-------- Information provided --------

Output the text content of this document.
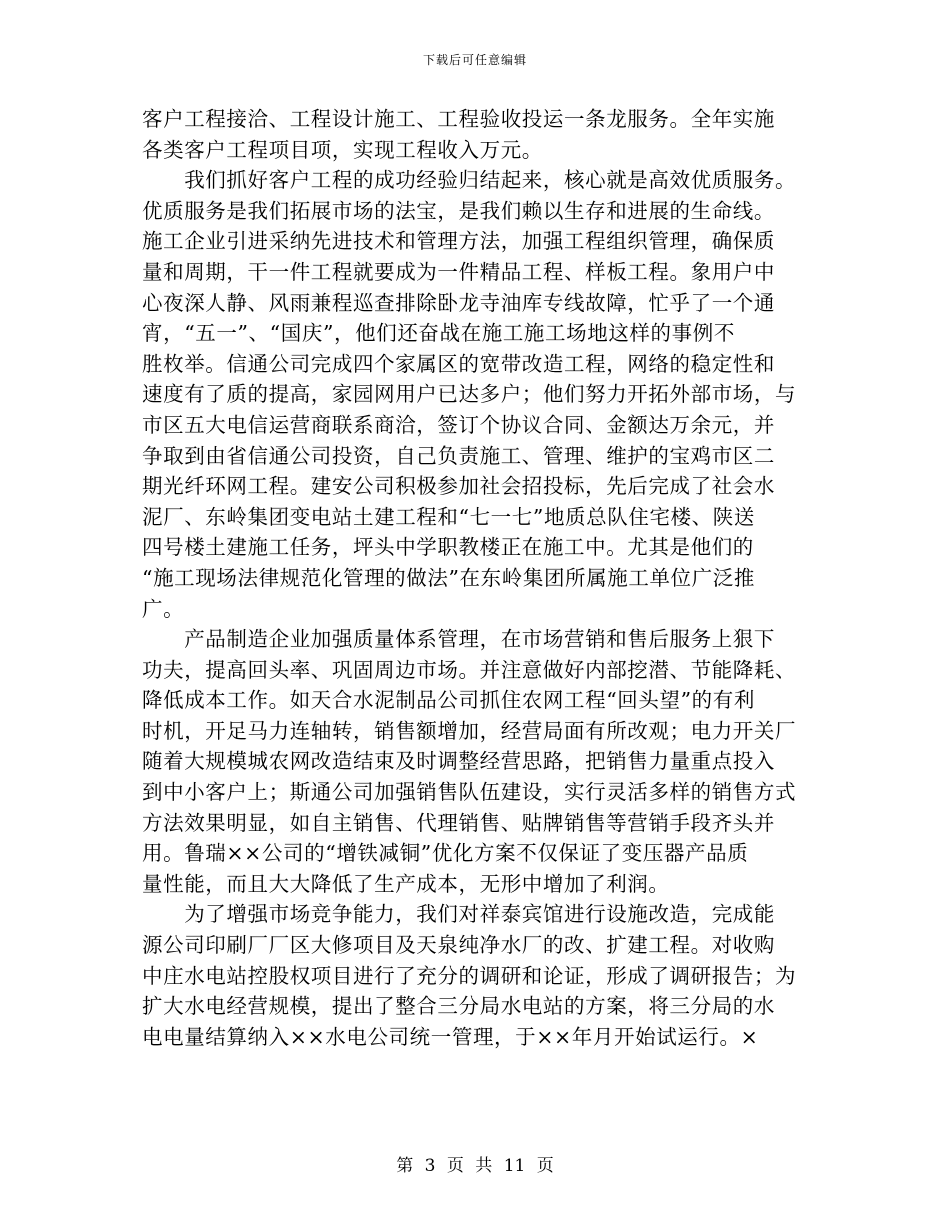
下载后可任意编辑
客户工程接洽、工程设计施工、工程验收投运一条龙服务。全年实施
各类客户工程项目项，实现工程收入万元。
　　我们抓好客户工程的成功经验归结起来，核心就是高效优质服务。
优质服务是我们拓展市场的法宝，是我们赖以生存和进展的生命线。
施工企业引进采纳先进技术和管理方法，加强工程组织管理，确保质
量和周期，干一件工程就要成为一件精品工程、样板工程。象用户中
心夜深人静、风雨兼程巡查排除卧龙寺油库专线故障，忙乎了一个通
宵，“五一”、“国庆”，他们还奋战在施工施工场地这样的事例不
胜枚举。信通公司完成四个家属区的宽带改造工程，网络的稳定性和
速度有了质的提高，家园网用户已达多户；他们努力开拓外部市场，与
市区五大电信运营商联系商洽，签订个协议合同、金额达万余元，并
争取到由省信通公司投资，自己负责施工、管理、维护的宝鸡市区二
期光纤环网工程。建安公司积极参加社会招投标，先后完成了社会水
泥厂、东岭集团变电站土建工程和“七一七”地质总队住宅楼、陕送
四号楼土建施工任务，坪头中学职教楼正在施工中。尤其是他们的
“施工现场法律规范化管理的做法”在东岭集团所属施工单位广泛推
广。
　　产品制造企业加强质量体系管理，在市场营销和售后服务上狠下
功夫，提高回头率、巩固周边市场。并注意做好内部挖潜、节能降耗、
降低成本工作。如天合水泥制品公司抓住农网工程“回头望”的有利
时机，开足马力连轴转，销售额增加，经营局面有所改观；电力开关厂
随着大规模城农网改造结束及时调整经营思路，把销售力量重点投入
到中小客户上；斯通公司加强销售队伍建设，实行灵活多样的销售方式
方法效果明显，如自主销售、代理销售、贴牌销售等营销手段齐头并
用。鲁瑞××公司的“增铁减铜”优化方案不仅保证了变压器产品质
量性能，而且大大降低了生产成本，无形中增加了利润。
　　为了增强市场竞争能力，我们对祥泰宾馆进行设施改造，完成能
源公司印刷厂厂区大修项目及天泉纯净水厂的改、扩建工程。对收购
中庄水电站控股权项目进行了充分的调研和论证，形成了调研报告；为
扩大水电经营规模，提出了整合三分局水电站的方案，将三分局的水
电电量结算纳入××水电公司统一管理，于××年月开始试运行。×
第 3 页 共 11 页
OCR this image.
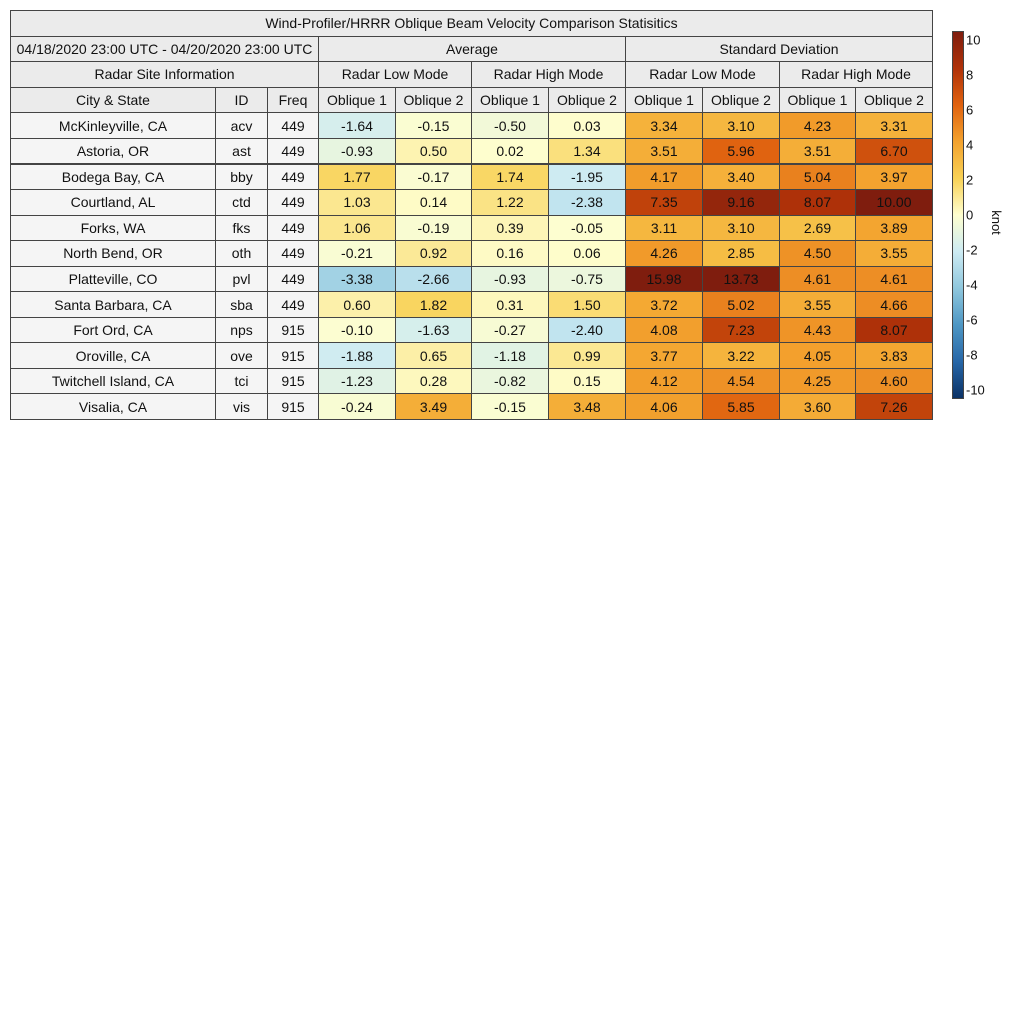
Wind-Profiler/HRRR Oblique Beam Velocity Comparison Statisitics
04/18/2020 23:00 UTC - 04/20/2020 23:00 UTC	Average	Standard Deviation
Radar Site Information	Radar Low Mode	Radar High Mode	Radar Low Mode	Radar High Mode
City & State	ID	Freq	Oblique 1	Oblique 2	Oblique 1	Oblique 2	Oblique 1	Oblique 2	Oblique 1	Oblique 2
McKinleyville, CA	acv	449	-1.64	-0.15	-0.50	0.03	3.34	3.10	4.23	3.31
Astoria, OR	ast	449	-0.93	0.50	0.02	1.34	3.51	5.96	3.51	6.70
Bodega Bay, CA	bby	449	1.77	-0.17	1.74	-1.95	4.17	3.40	5.04	3.97
Courtland, AL	ctd	449	1.03	0.14	1.22	-2.38	7.35	9.16	8.07	10.00
Forks, WA	fks	449	1.06	-0.19	0.39	-0.05	3.11	3.10	2.69	3.89
North Bend, OR	oth	449	-0.21	0.92	0.16	0.06	4.26	2.85	4.50	3.55
Platteville, CO	pvl	449	-3.38	-2.66	-0.93	-0.75	15.98	13.73	4.61	4.61
Santa Barbara, CA	sba	449	0.60	1.82	0.31	1.50	3.72	5.02	3.55	4.66
Fort Ord, CA	nps	915	-0.10	-1.63	-0.27	-2.40	4.08	7.23	4.43	8.07
Oroville, CA	ove	915	-1.88	0.65	-1.18	0.99	3.77	3.22	4.05	3.83
Twitchell Island, CA	tci	915	-1.23	0.28	-0.82	0.15	4.12	4.54	4.25	4.60
Visalia, CA	vis	915	-0.24	3.49	-0.15	3.48	4.06	5.85	3.60	7.26
10
8
6
4
2
0
-2
-4
-6
-8
-10
knot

--------

- [What you are asked to do] Print all of the entries word for word. Omit the pictures they contain.

- [Reply]
Output the text content of this document.
下载后可任意编辑
客户工程接洽、工程设计施工、工程验收投运一条龙服务。全年实施
各类客户工程项目项，实现工程收入万元。
　　我们抓好客户工程的成功经验归结起来，核心就是高效优质服务。
优质服务是我们拓展市场的法宝，是我们赖以生存和进展的生命线。
施工企业引进采纳先进技术和管理方法，加强工程组织管理，确保质
量和周期，干一件工程就要成为一件精品工程、样板工程。象用户中
心夜深人静、风雨兼程巡查排除卧龙寺油库专线故障，忙乎了一个通
宵，“五一”、“国庆”，他们还奋战在施工施工场地这样的事例不
胜枚举。信通公司完成四个家属区的宽带改造工程，网络的稳定性和
速度有了质的提高，家园网用户已达多户；他们努力开拓外部市场，与
市区五大电信运营商联系商洽，签订个协议合同、金额达万余元，并
争取到由省信通公司投资，自己负责施工、管理、维护的宝鸡市区二
期光纤环网工程。建安公司积极参加社会招投标，先后完成了社会水
泥厂、东岭集团变电站土建工程和“七一七”地质总队住宅楼、陕送
四号楼土建施工任务，坪头中学职教楼正在施工中。尤其是他们的
“施工现场法律规范化管理的做法”在东岭集团所属施工单位广泛推
广。
　　产品制造企业加强质量体系管理，在市场营销和售后服务上狠下
功夫，提高回头率、巩固周边市场。并注意做好内部挖潜、节能降耗、
降低成本工作。如天合水泥制品公司抓住农网工程“回头望”的有利
时机，开足马力连轴转，销售额增加，经营局面有所改观；电力开关厂
随着大规模城农网改造结束及时调整经营思路，把销售力量重点投入
到中小客户上；斯通公司加强销售队伍建设，实行灵活多样的销售方式
方法效果明显，如自主销售、代理销售、贴牌销售等营销手段齐头并
用。鲁瑞××公司的“增铁减铜”优化方案不仅保证了变压器产品质
量性能，而且大大降低了生产成本，无形中增加了利润。
　　为了增强市场竞争能力，我们对祥泰宾馆进行设施改造，完成能
源公司印刷厂厂区大修项目及天泉纯净水厂的改、扩建工程。对收购
中庄水电站控股权项目进行了充分的调研和论证，形成了调研报告；为
扩大水电经营规模，提出了整合三分局水电站的方案，将三分局的水
电电量结算纳入××水电公司统一管理，于××年月开始试运行。×
第 3 页 共 11 页
OCR this image.
Wind-Profiler/HRRR Oblique Beam Velocity Comparison Statisitics
04/18/2020 23:00 UTC - 04/20/2020 23:00 UTC	Average	Standard Deviation
Radar Site Information	Radar Low Mode	Radar High Mode	Radar Low Mode	Radar High Mode
City & State	ID	Freq	Oblique 1	Oblique 2	Oblique 1	Oblique 2	Oblique 1	Oblique 2	Oblique 1	Oblique 2
McKinleyville, CA	acv	449	-1.64	-0.15	-0.50	0.03	3.34	3.10	4.23	3.31
Astoria, OR	ast	449	-0.93	0.50	0.02	1.34	3.51	5.96	3.51	6.70
Bodega Bay, CA	bby	449	1.77	-0.17	1.74	-1.95	4.17	3.40	5.04	3.97
Courtland, AL	ctd	449	1.03	0.14	1.22	-2.38	7.35	9.16	8.07	10.00
Forks, WA	fks	449	1.06	-0.19	0.39	-0.05	3.11	3.10	2.69	3.89
North Bend, OR	oth	449	-0.21	0.92	0.16	0.06	4.26	2.85	4.50	3.55
Platteville, CO	pvl	449	-3.38	-2.66	-0.93	-0.75	15.98	13.73	4.61	4.61
Santa Barbara, CA	sba	449	0.60	1.82	0.31	1.50	3.72	5.02	3.55	4.66
Fort Ord, CA	nps	915	-0.10	-1.63	-0.27	-2.40	4.08	7.23	4.43	8.07
Oroville, CA	ove	915	-1.88	0.65	-1.18	0.99	3.77	3.22	4.05	3.83
Twitchell Island, CA	tci	915	-1.23	0.28	-0.82	0.15	4.12	4.54	4.25	4.60
Visalia, CA	vis	915	-0.24	3.49	-0.15	3.48	4.06	5.85	3.60	7.26
10
8
6
4
2
0
-2
-4
-6
-8
-10
knot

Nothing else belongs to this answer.